§ WRITTEN TASK
Reproduce each of the lines word for word.

-- Start of DATA SUPPLIED --

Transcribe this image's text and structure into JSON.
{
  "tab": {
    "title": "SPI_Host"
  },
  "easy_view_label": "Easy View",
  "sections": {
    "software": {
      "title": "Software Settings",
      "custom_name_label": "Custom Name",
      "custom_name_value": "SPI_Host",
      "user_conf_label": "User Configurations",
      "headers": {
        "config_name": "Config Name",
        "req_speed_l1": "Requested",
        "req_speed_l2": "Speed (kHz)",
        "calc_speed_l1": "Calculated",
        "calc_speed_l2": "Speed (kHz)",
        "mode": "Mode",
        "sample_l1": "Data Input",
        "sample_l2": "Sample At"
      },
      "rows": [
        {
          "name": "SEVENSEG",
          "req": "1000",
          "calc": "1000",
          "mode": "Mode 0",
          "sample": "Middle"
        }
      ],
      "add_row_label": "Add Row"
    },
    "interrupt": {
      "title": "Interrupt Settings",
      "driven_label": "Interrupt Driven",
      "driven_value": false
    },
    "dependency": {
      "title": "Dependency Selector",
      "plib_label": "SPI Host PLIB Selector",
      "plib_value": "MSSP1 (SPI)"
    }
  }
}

-- End of DATA SUPPLIED --

§ FULL OUTPUT
Transcribe this image's text and structure into JSON.
{
  "tab": {
    "title": "SPI_Host"
  },
  "easy_view_label": "Easy View",
  "sections": {
    "software": {
      "title": "Software Settings",
      "custom_name_label": "Custom Name",
      "custom_name_value": "SPI_Host",
      "user_conf_label": "User Configurations",
      "headers": {
        "config_name": "Config Name",
        "req_speed_l1": "Requested",
        "req_speed_l2": "Speed (kHz)",
        "calc_speed_l1": "Calculated",
        "calc_speed_l2": "Speed (kHz)",
        "mode": "Mode",
        "sample_l1": "Data Input",
        "sample_l2": "Sample At"
      },
      "rows": [
        {
          "name": "SEVENSEG",
          "req": "1000",
          "calc": "1000",
          "mode": "Mode 0",
          "sample": "Middle"
        }
      ],
      "add_row_label": "Add Row"
    },
    "interrupt": {
      "title": "Interrupt Settings",
      "driven_label": "Interrupt Driven",
      "driven_value": false
    },
    "dependency": {
      "title": "Dependency Selector",
      "plib_label": "SPI Host PLIB Selector",
      "plib_value": "MSSP1 (SPI)"
    }
  }
}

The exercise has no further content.